Texto fornecido
-*-

E foi com esta saudade de tempos idos que rumei no dia 16 de agosto a Salir, deixando para trás a aldeia algarvia dos avós, que agora é dos pais, que um dia será minha, depois dos meus filhos e, se assim for o seu desejo, dos meus netos. Chegaria o dia e chegou. Estaria presente na primeira prova de trilhos no Algarve Serrano. Dotada de algum juízo inscrevi-me na prova de 25 km, mas não deixei de assistir à partida dos atletas que se aventurariam nos 50 km. Aqueles que não receavam "cozer e assar no Caldeirão", tal qual o João Ratão.
Segui tranquila, apreciando as alfarrobas e as azeitonas caídas no chão. Portugal é tão pequeno mas consegue acumular tantas diferenças, de Norte a Sul. Ainda não tinha atingido os 3 km e fui brindada com uma picada de abelha, que atrevidamente voou para dentro da minha camisola. Não foi uma experiência agradável mas quem já foi picada na boca consegue tolerar uma picadazita na barriga. Houve alturas em que pensei estar na Serra d'Arga. Apenas sem frio, sem chuva, sem vento e sem nevoeiro. Bem, em boa verdade, só as pedras eram parecidas com as de Arga. E ao longo de uns meros 1,5 km!
O calor fez-se sentir desde o primeiro momento mas, ainda assim, fomos brindados amiúde com uma brisa fresca que voou do mar até ao interior para nos refrescar. Valeu-me também a frescura da melancia nos 4 abastecimentos espalhados ao longo dos 25 km. Sorri quando acreditei ouvir aspersores de rega em pleno "nada". Concluí rapidamente que não eram aspersores, mas sim cigarras, claro. Um cano surgiu do nada, jorrando água límpida e fresca. Não hesitei em molhar o rosto, o pescoço e o buff. Se aquela água contivesse algum elemento indesejável o mais provável é que se manifestasse apenas no dia seguinte. Diz quem sabe.
Embora de altimetria bastante moderada, algumas das subiditas tiraram-me o fôlego e as forças. "Vai treinar, Susana!", ordenava eu, para dentro. Algumas falhas de marcação no percurso mas também algumas distrações da minha parte fizeram-me dar umas voltinhas extra e obrigaram a algumas paragens. Mas para quem nunca tem muita pressa estes são detalhes sem grande importância.
A meta lá estava e por lá encontrei muitas caras do costume que soube bem rever. As caras de Lisboa e não só, que aproveitaram o facto de estarem a banhos no Algarve para conhecer também o outro lado - o do sem barulho e sem néon a piscar.
Mais um excelente apontamento da Susana. E olhe que este assunto dos Trilhos no Algarve Serrano, já me tinha passado cá pelas ideias, quando em Abril, passado estive no Ameixial e dei umas voltinhas por aqueles barrancos da Serra do Caldeirão. Que linda prova daria para se fazer ali. Afinal fez-se. Mesmo não sendo ali, foi em idêntico cenário. Ainda bem que aproveitou. Beijinho.
ResponderEliminarMuito obrigada, amigo Fernando!
EliminarEste Algarve merece seguramente uma visita e se for com ténis de corrida, melhor ainda!
Um beijinho e até setembro!
Muito lindo o retrato que fizeste do «...quando vou ao Norte ... quando vou ao Sul...».
ResponderEliminarSoberbo, como era de esperar.
Obrigada, José! Lembrei-me de ti quando fui picada pela abelha mas felizmente deixou menos estragos esta abelha algarvia! Beijinho!

-*-

Listagem

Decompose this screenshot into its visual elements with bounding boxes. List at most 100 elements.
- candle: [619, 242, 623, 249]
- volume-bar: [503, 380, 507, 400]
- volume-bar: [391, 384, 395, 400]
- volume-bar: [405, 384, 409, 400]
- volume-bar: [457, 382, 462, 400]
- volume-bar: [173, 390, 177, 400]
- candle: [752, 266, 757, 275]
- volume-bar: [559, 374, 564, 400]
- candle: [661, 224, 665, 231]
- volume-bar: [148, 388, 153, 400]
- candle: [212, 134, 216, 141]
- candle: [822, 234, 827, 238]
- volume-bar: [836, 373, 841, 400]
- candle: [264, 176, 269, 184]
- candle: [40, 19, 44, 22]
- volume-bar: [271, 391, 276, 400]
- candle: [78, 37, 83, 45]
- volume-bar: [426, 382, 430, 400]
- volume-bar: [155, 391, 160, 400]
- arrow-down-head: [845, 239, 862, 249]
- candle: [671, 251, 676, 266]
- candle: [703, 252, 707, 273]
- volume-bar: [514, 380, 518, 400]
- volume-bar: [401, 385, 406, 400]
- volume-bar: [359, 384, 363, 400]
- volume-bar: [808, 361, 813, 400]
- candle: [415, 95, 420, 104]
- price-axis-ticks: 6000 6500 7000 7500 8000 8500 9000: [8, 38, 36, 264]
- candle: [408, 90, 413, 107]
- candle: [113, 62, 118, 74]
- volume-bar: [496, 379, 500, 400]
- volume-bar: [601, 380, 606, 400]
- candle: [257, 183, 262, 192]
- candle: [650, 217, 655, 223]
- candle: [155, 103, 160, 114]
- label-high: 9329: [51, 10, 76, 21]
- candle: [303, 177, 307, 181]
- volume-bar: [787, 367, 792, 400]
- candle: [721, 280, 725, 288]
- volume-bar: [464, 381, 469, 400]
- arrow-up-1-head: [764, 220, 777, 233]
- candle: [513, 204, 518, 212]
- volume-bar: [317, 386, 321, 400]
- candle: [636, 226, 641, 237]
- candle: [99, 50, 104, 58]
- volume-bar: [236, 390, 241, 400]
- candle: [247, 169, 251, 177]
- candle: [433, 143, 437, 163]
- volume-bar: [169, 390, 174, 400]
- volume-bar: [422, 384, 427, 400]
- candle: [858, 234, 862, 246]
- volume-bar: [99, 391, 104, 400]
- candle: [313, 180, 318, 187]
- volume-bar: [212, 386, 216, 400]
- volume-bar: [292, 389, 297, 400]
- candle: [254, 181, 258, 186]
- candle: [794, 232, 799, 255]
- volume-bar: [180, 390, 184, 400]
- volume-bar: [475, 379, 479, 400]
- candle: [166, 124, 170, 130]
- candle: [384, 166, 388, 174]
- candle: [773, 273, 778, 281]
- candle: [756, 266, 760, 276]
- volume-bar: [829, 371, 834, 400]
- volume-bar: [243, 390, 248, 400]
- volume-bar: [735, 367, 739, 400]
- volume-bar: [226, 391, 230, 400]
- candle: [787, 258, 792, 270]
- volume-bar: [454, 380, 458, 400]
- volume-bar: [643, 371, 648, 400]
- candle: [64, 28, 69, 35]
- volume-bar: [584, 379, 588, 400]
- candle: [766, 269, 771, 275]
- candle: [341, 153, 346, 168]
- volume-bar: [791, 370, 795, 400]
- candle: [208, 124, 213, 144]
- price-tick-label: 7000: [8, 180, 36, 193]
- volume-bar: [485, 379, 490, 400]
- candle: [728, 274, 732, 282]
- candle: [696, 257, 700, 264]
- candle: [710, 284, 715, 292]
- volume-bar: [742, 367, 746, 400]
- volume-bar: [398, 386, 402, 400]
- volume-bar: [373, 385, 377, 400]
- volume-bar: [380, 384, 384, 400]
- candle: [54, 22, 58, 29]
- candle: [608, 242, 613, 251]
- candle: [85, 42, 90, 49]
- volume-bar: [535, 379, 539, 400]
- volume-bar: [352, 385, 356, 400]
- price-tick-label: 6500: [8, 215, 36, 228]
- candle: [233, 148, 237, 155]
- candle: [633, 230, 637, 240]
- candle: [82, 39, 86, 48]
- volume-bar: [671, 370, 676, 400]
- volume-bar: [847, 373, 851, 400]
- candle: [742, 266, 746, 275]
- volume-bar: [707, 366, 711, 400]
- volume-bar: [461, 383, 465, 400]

-*-

O que fazer
Responda a estas perguntas com base no texto fornecido:
1. Em que dia foi feita a viagem até Salir?
2. Quantos abastecimentos havia ao longo dos 25 km?
3. O que eram, afinal, os sons que pareciam aspersores de rega?

Resultado da tarefa
1. No dia 16 de agosto.
2. Quatro.
3. Cigarras.